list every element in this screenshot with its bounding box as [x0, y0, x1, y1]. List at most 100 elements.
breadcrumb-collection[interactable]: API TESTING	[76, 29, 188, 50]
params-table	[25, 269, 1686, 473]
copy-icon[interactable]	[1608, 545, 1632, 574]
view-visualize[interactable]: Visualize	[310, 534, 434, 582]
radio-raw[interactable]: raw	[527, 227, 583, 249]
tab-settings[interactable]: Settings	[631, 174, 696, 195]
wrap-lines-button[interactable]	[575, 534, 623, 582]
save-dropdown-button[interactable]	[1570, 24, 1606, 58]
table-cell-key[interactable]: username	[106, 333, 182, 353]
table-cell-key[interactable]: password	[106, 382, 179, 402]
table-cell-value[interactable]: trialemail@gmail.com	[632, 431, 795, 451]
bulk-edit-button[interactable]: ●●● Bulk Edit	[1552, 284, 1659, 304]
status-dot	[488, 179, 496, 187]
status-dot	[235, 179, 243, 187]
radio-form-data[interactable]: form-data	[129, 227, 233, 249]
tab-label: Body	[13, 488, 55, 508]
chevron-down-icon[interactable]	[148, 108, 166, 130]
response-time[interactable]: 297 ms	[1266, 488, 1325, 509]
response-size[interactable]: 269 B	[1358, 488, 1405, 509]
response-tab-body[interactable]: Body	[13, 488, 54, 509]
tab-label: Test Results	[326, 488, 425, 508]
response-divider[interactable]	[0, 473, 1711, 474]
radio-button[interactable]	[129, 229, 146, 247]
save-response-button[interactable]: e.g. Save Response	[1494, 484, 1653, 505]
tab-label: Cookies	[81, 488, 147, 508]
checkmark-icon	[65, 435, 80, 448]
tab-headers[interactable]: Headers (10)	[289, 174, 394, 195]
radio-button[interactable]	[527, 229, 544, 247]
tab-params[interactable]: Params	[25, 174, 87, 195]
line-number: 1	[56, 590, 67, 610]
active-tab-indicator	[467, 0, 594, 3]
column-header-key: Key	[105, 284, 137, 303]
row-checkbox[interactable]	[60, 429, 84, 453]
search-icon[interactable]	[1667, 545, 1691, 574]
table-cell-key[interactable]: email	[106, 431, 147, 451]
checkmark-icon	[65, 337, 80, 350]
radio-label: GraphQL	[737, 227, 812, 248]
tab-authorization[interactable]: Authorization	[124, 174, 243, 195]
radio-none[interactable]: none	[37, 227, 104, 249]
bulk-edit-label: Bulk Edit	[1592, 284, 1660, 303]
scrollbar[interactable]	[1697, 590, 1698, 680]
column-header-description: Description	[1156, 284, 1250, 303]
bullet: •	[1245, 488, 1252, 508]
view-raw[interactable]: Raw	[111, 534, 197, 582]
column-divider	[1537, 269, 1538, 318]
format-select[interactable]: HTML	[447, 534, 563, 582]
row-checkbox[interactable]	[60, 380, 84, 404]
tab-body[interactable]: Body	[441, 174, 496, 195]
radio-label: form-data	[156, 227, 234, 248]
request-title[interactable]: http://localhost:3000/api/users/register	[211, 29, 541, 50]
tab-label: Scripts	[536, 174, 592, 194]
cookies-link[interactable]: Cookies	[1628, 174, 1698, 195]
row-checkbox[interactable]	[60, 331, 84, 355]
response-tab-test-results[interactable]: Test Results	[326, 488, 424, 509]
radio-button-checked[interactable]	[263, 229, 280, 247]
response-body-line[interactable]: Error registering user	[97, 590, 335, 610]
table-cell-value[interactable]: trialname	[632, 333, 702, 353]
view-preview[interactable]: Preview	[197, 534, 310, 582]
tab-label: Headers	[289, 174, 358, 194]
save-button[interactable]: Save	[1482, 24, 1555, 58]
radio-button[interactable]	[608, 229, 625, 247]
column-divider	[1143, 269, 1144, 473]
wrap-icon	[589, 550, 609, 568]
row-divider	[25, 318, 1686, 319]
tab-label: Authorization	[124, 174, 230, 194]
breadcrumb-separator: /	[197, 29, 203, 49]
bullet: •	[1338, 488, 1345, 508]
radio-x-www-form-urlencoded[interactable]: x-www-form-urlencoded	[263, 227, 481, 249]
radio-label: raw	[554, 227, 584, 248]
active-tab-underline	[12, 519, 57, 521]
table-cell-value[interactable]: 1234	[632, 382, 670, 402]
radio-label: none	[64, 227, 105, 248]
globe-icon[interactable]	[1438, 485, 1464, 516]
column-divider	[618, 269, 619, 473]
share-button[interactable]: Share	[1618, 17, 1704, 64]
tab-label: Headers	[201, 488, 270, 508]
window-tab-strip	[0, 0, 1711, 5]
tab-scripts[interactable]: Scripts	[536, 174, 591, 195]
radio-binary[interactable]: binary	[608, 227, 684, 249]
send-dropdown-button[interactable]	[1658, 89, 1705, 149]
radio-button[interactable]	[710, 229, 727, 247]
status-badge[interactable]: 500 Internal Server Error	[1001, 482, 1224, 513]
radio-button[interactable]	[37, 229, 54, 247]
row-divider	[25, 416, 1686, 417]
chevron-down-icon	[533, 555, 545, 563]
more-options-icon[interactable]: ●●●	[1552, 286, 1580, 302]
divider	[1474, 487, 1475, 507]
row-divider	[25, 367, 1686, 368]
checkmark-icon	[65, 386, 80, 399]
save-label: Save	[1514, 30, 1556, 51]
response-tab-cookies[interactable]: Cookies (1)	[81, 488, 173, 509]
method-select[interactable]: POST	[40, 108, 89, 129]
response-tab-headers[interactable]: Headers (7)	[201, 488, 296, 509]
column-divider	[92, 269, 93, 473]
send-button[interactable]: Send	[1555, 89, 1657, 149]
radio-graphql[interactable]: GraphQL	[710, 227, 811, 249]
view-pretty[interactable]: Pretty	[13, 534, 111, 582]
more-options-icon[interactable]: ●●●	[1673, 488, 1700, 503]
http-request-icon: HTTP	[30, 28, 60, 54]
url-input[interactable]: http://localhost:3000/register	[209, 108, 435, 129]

=== Work required ===
Reproduce the material above with every "checkmark-icon" changed to "tick-icon" and nothing else altered.

=== Exercise output ===
list every element in this screenshot with its bounding box as [x0, y0, x1, y1]. List at most 100 elements.
breadcrumb-collection[interactable]: API TESTING	[76, 29, 188, 50]
params-table	[25, 269, 1686, 473]
copy-icon[interactable]	[1608, 545, 1632, 574]
view-visualize[interactable]: Visualize	[310, 534, 434, 582]
radio-raw[interactable]: raw	[527, 227, 583, 249]
tab-settings[interactable]: Settings	[631, 174, 696, 195]
wrap-lines-button[interactable]	[575, 534, 623, 582]
save-dropdown-button[interactable]	[1570, 24, 1606, 58]
table-cell-key[interactable]: username	[106, 333, 182, 353]
table-cell-key[interactable]: password	[106, 382, 179, 402]
table-cell-value[interactable]: trialemail@gmail.com	[632, 431, 795, 451]
bulk-edit-button[interactable]: ●●● Bulk Edit	[1552, 284, 1659, 304]
status-dot	[488, 179, 496, 187]
status-dot	[235, 179, 243, 187]
radio-form-data[interactable]: form-data	[129, 227, 233, 249]
tab-label: Body	[13, 488, 55, 508]
chevron-down-icon[interactable]	[148, 108, 166, 130]
response-time[interactable]: 297 ms	[1266, 488, 1325, 509]
response-size[interactable]: 269 B	[1358, 488, 1405, 509]
response-tab-body[interactable]: Body	[13, 488, 54, 509]
tab-label: Test Results	[326, 488, 425, 508]
response-divider[interactable]	[0, 473, 1711, 474]
radio-button[interactable]	[129, 229, 146, 247]
save-response-button[interactable]: e.g. Save Response	[1494, 484, 1653, 505]
tab-label: Cookies	[81, 488, 147, 508]
tick-icon	[65, 435, 80, 448]
tab-headers[interactable]: Headers (10)	[289, 174, 394, 195]
radio-button[interactable]	[527, 229, 544, 247]
tab-params[interactable]: Params	[25, 174, 87, 195]
line-number: 1	[56, 590, 67, 610]
active-tab-indicator	[467, 0, 594, 3]
column-header-key: Key	[105, 284, 137, 303]
row-checkbox[interactable]	[60, 429, 84, 453]
search-icon[interactable]	[1667, 545, 1691, 574]
table-cell-key[interactable]: email	[106, 431, 147, 451]
tick-icon	[65, 337, 80, 350]
radio-label: GraphQL	[737, 227, 812, 248]
tab-authorization[interactable]: Authorization	[124, 174, 243, 195]
radio-none[interactable]: none	[37, 227, 104, 249]
bulk-edit-label: Bulk Edit	[1592, 284, 1660, 303]
scrollbar[interactable]	[1697, 590, 1698, 680]
column-header-description: Description	[1156, 284, 1250, 303]
bullet: •	[1245, 488, 1252, 508]
view-raw[interactable]: Raw	[111, 534, 197, 582]
column-divider	[1537, 269, 1538, 318]
format-select[interactable]: HTML	[447, 534, 563, 582]
row-checkbox[interactable]	[60, 380, 84, 404]
tab-body[interactable]: Body	[441, 174, 496, 195]
radio-label: form-data	[156, 227, 234, 248]
request-title[interactable]: http://localhost:3000/api/users/register	[211, 29, 541, 50]
tab-label: Scripts	[536, 174, 592, 194]
cookies-link[interactable]: Cookies	[1628, 174, 1698, 195]
row-checkbox[interactable]	[60, 331, 84, 355]
response-tab-test-results[interactable]: Test Results	[326, 488, 424, 509]
radio-button-checked[interactable]	[263, 229, 280, 247]
response-body-line[interactable]: Error registering user	[97, 590, 335, 610]
table-cell-value[interactable]: trialname	[632, 333, 702, 353]
view-preview[interactable]: Preview	[197, 534, 310, 582]
tab-label: Headers	[289, 174, 358, 194]
save-button[interactable]: Save	[1482, 24, 1555, 58]
radio-button[interactable]	[608, 229, 625, 247]
column-divider	[1143, 269, 1144, 473]
wrap-icon	[589, 550, 609, 568]
row-divider	[25, 318, 1686, 319]
tab-label: Authorization	[124, 174, 230, 194]
breadcrumb-separator: /	[197, 29, 203, 49]
bullet: •	[1338, 488, 1345, 508]
radio-x-www-form-urlencoded[interactable]: x-www-form-urlencoded	[263, 227, 481, 249]
radio-label: raw	[554, 227, 584, 248]
active-tab-underline	[12, 519, 57, 521]
table-cell-value[interactable]: 1234	[632, 382, 670, 402]
radio-label: none	[64, 227, 105, 248]
globe-icon[interactable]	[1438, 485, 1464, 516]
column-divider	[618, 269, 619, 473]
share-button[interactable]: Share	[1618, 17, 1704, 64]
tab-label: Headers	[201, 488, 270, 508]
window-tab-strip	[0, 0, 1711, 5]
tab-scripts[interactable]: Scripts	[536, 174, 591, 195]
radio-binary[interactable]: binary	[608, 227, 684, 249]
send-dropdown-button[interactable]	[1658, 89, 1705, 149]
radio-button[interactable]	[710, 229, 727, 247]
status-badge[interactable]: 500 Internal Server Error	[1001, 482, 1224, 513]
radio-button[interactable]	[37, 229, 54, 247]
row-divider	[25, 416, 1686, 417]
chevron-down-icon	[533, 555, 545, 563]
more-options-icon[interactable]: ●●●	[1552, 286, 1580, 302]
divider	[1474, 487, 1475, 507]
row-divider	[25, 367, 1686, 368]
tick-icon	[65, 386, 80, 399]
save-label: Save	[1514, 30, 1556, 51]
response-tab-cookies[interactable]: Cookies (1)	[81, 488, 173, 509]
method-select[interactable]: POST	[40, 108, 89, 129]
response-tab-headers[interactable]: Headers (7)	[201, 488, 296, 509]
column-divider	[92, 269, 93, 473]
send-button[interactable]: Send	[1555, 89, 1657, 149]
radio-graphql[interactable]: GraphQL	[710, 227, 811, 249]
view-pretty[interactable]: Pretty	[13, 534, 111, 582]
more-options-icon[interactable]: ●●●	[1673, 488, 1700, 503]
http-request-icon: HTTP	[30, 28, 60, 54]
url-input[interactable]: http://localhost:3000/register	[209, 108, 435, 129]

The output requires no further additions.